* **Requirement 1**
Replace "CXRACING" with "CX-RACING" in the listing lines that begin at the line containing "svg-text:50: 50 [40,373,54,387]" and end after the line containing "svg-text:CXRACING: CXRACING [97,10,252,145]", leaving all else unchanged. Return only those lines.

* **Document**

Falconer
by John Cheever
Vintage (1992)
224 pp

I love John Cheever’s short fiction. Over the years I’ve made my way through quite a bit of The Stories of John Cheever, that massive collection of his short stories that won the Pulitzer, the National Book Award, and the National Book Critics Circle Award in the various years surrounding its publication in 1978. Until Falconer, I’d never read one of his novels. I’d heard mixed things about Falconer, and about Cheever’s other novels as well. For some, they are brilliant. For others, they are just pieced together short stories, and not great ones at that. I guess my own review of Falconer is mixed as well: I was at times elated and at other times — too many, actually — disappointed.

One moment of elation came with the first sentence where Cheever introduces us to Falconer, the state prison in which Ezekiel Farragut, the book’s protagonist, a professor of literature, is going to be incarcerated for fratricide.

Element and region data
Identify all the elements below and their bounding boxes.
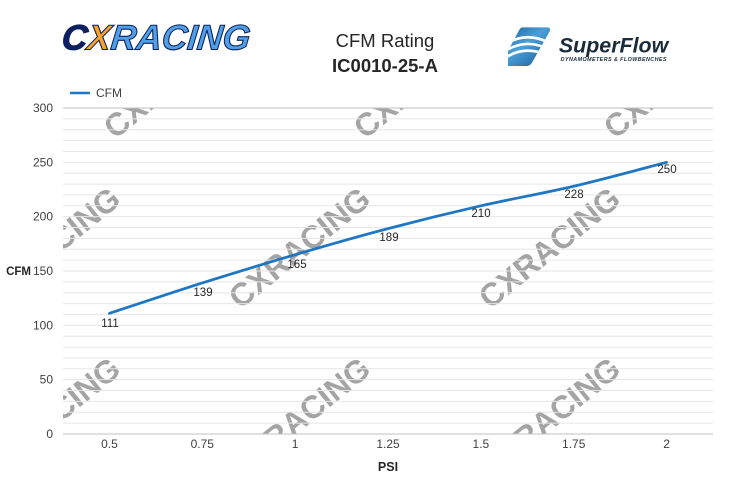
svg-text:50: 50 [40,373,54,387]
svg-text:111: 111 [101,318,118,330]
svg-text:228: 228 [564,189,583,201]
svg-text:2: 2 [663,437,670,451]
svg-text:CXRACING: CXRACING [222,180,377,315]
svg-text:CXRACING: CXRACING [472,350,627,485]
svg-text:CXRACING: CXRACING [722,350,750,485]
svg-text:1.5: 1.5 [473,437,490,451]
svg-text:CXRACING: CXRACING [722,180,750,315]
svg-text:250: 250 [33,155,53,169]
svg-text:1: 1 [292,437,299,451]
svg-text:150: 150 [33,264,53,278]
svg-text:139: 139 [193,287,212,299]
svg-text:0: 0 [46,427,53,441]
svg-text:1.75: 1.75 [562,437,586,451]
svg-text:1.25: 1.25 [376,437,400,451]
svg-text:CXRACING: CXRACING [97,10,252,145]
svg-text:165: 165 [287,259,306,271]
svg-text:0.75: 0.75 [191,437,215,451]
svg-text:CXRACING: CXRACING [0,350,127,485]
svg-text:250: 250 [657,164,676,176]
svg-text:0.5: 0.5 [101,437,118,451]
svg-text:CXRACING: CXRACING [0,180,127,315]
svg-text:210: 210 [471,208,490,220]
svg-text:100: 100 [33,318,53,332]
svg-text:CXRACING: CXRACING [222,350,377,485]
svg-text:300: 300 [33,101,53,115]
svg-text:200: 200 [33,210,53,224]
svg-text:CXRACING: CXRACING [597,10,750,145]
svg-text:CFM: CFM [6,266,31,278]
svg-text:189: 189 [379,232,398,244]
svg-text:CXRACING: CXRACING [347,10,502,145]
svg-text:CXRACING: CXRACING [472,180,627,315]
svg-text:PSI: PSI [378,460,398,474]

* **Requirement 2**
Repeat the full review of Falconer word for word.

* **Final result 1**
svg-text:50: 50 [40,373,54,387]
svg-text:111: 111 [101,318,118,330]
svg-text:228: 228 [564,189,583,201]
svg-text:2: 2 [663,437,670,451]
svg-text:CX-RACING: CX-RACING [222,180,377,315]
svg-text:CX-RACING: CX-RACING [472,350,627,485]
svg-text:CX-RACING: CX-RACING [722,350,750,485]
svg-text:1.5: 1.5 [473,437,490,451]
svg-text:CX-RACING: CX-RACING [722,180,750,315]
svg-text:250: 250 [33,155,53,169]
svg-text:1: 1 [292,437,299,451]
svg-text:150: 150 [33,264,53,278]
svg-text:139: 139 [193,287,212,299]
svg-text:0: 0 [46,427,53,441]
svg-text:1.75: 1.75 [562,437,586,451]
svg-text:1.25: 1.25 [376,437,400,451]
svg-text:CX-RACING: CX-RACING [97,10,252,145]

* **Final result 2**
Falconer
by John Cheever
Vintage (1992)
224 pp

I love John Cheever’s short fiction. Over the years I’ve made my way through quite a bit of The Stories of John Cheever, that massive collection of his short stories that won the Pulitzer, the National Book Award, and the National Book Critics Circle Award in the various years surrounding its publication in 1978. Until Falconer, I’d never read one of his novels. I’d heard mixed things about Falconer, and about Cheever’s other novels as well. For some, they are brilliant. For others, they are just pieced together short stories, and not great ones at that. I guess my own review of Falconer is mixed as well: I was at times elated and at other times — too many, actually — disappointed.

One moment of elation came with the first sentence where Cheever introduces us to Falconer, the state prison in which Ezekiel Farragut, the book’s protagonist, a professor of literature, is going to be incarcerated for fratricide.